Records supplied:
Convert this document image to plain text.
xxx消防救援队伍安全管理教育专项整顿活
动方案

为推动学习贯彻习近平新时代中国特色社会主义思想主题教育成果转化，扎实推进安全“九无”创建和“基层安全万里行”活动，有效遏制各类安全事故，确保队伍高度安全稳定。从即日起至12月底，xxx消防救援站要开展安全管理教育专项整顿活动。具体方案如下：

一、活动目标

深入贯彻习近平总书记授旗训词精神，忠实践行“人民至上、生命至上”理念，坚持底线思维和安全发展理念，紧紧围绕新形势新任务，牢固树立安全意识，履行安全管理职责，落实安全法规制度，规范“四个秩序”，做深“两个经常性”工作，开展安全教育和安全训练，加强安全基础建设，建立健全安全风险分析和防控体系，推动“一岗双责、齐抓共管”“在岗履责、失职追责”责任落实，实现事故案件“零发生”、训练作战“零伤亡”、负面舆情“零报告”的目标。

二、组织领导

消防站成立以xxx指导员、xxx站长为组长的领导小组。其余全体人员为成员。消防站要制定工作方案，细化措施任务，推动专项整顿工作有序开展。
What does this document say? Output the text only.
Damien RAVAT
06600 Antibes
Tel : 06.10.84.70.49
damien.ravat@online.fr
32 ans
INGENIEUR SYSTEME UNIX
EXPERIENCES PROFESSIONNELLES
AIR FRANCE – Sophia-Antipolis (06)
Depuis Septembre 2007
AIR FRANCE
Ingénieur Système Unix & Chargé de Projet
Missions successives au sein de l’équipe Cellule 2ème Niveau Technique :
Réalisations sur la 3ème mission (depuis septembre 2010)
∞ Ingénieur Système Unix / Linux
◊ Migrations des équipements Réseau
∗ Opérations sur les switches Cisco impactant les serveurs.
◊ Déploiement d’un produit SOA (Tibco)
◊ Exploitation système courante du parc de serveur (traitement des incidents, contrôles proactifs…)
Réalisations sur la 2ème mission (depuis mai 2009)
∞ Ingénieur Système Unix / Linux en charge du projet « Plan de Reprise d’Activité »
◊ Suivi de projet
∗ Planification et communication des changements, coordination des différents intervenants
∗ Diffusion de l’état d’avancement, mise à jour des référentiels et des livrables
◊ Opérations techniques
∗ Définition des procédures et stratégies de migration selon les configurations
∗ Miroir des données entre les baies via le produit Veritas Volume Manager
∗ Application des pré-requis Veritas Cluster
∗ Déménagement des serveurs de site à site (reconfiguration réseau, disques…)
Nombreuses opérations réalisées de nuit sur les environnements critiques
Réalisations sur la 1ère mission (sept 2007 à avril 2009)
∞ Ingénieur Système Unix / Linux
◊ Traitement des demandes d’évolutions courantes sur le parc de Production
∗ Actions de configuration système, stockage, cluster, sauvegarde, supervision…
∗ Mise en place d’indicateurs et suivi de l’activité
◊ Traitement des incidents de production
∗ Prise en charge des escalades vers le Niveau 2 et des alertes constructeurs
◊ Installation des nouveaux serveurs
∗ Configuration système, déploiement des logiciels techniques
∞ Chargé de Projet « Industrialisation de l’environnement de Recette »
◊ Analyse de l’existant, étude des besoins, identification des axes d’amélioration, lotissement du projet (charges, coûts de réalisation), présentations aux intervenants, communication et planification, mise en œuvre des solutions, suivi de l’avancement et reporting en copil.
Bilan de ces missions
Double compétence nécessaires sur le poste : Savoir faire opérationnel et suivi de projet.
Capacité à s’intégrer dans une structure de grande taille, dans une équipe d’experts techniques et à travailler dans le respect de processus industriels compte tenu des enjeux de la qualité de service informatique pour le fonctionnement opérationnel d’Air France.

Request: Every entry should be printed again exactly as written.

Answer to the problem:
Convert this document image to plain text.
xxx消防救援队伍安全管理教育专项整顿活
动方案

为推动学习贯彻习近平新时代中国特色社会主义思想主题教育成果转化，扎实推进安全“九无”创建和“基层安全万里行”活动，有效遏制各类安全事故，确保队伍高度安全稳定。从即日起至12月底，xxx消防救援站要开展安全管理教育专项整顿活动。具体方案如下：

一、活动目标

深入贯彻习近平总书记授旗训词精神，忠实践行“人民至上、生命至上”理念，坚持底线思维和安全发展理念，紧紧围绕新形势新任务，牢固树立安全意识，履行安全管理职责，落实安全法规制度，规范“四个秩序”，做深“两个经常性”工作，开展安全教育和安全训练，加强安全基础建设，建立健全安全风险分析和防控体系，推动“一岗双责、齐抓共管”“在岗履责、失职追责”责任落实，实现事故案件“零发生”、训练作战“零伤亡”、负面舆情“零报告”的目标。

二、组织领导

消防站成立以xxx指导员、xxx站长为组长的领导小组。其余全体人员为成员。消防站要制定工作方案，细化措施任务，推动专项整顿工作有序开展。
What does this document say? Output the text only.
Damien RAVAT
06600 Antibes
Tel : 06.10.84.70.49
damien.ravat@online.fr
32 ans
INGENIEUR SYSTEME UNIX
EXPERIENCES PROFESSIONNELLES
AIR FRANCE – Sophia-Antipolis (06)
Depuis Septembre 2007
AIR FRANCE
Ingénieur Système Unix & Chargé de Projet
Missions successives au sein de l’équipe Cellule 2ème Niveau Technique :
Réalisations sur la 3ème mission (depuis septembre 2010)
∞ Ingénieur Système Unix / Linux
◊ Migrations des équipements Réseau
∗ Opérations sur les switches Cisco impactant les serveurs.
◊ Déploiement d’un produit SOA (Tibco)
◊ Exploitation système courante du parc de serveur (traitement des incidents, contrôles proactifs…)
Réalisations sur la 2ème mission (depuis mai 2009)
∞ Ingénieur Système Unix / Linux en charge du projet « Plan de Reprise d’Activité »
◊ Suivi de projet
∗ Planification et communication des changements, coordination des différents intervenants
∗ Diffusion de l’état d’avancement, mise à jour des référentiels et des livrables
◊ Opérations techniques
∗ Définition des procédures et stratégies de migration selon les configurations
∗ Miroir des données entre les baies via le produit Veritas Volume Manager
∗ Application des pré-requis Veritas Cluster
∗ Déménagement des serveurs de site à site (reconfiguration réseau, disques…)
Nombreuses opérations réalisées de nuit sur les environnements critiques
Réalisations sur la 1ère mission (sept 2007 à avril 2009)
∞ Ingénieur Système Unix / Linux
◊ Traitement des demandes d’évolutions courantes sur le parc de Production
∗ Actions de configuration système, stockage, cluster, sauvegarde, supervision…
∗ Mise en place d’indicateurs et suivi de l’activité
◊ Traitement des incidents de production
∗ Prise en charge des escalades vers le Niveau 2 et des alertes constructeurs
◊ Installation des nouveaux serveurs
∗ Configuration système, déploiement des logiciels techniques
∞ Chargé de Projet « Industrialisation de l’environnement de Recette »
◊ Analyse de l’existant, étude des besoins, identification des axes d’amélioration, lotissement du projet (charges, coûts de réalisation), présentations aux intervenants, communication et planification, mise en œuvre des solutions, suivi de l’avancement et reporting en copil.
Bilan de ces missions
Double compétence nécessaires sur le poste : Savoir faire opérationnel et suivi de projet.
Capacité à s’intégrer dans une structure de grande taille, dans une équipe d’experts techniques et à travailler dans le respect de processus industriels compte tenu des enjeux de la qualité de service informatique pour le fonctionnement opérationnel d’Air France.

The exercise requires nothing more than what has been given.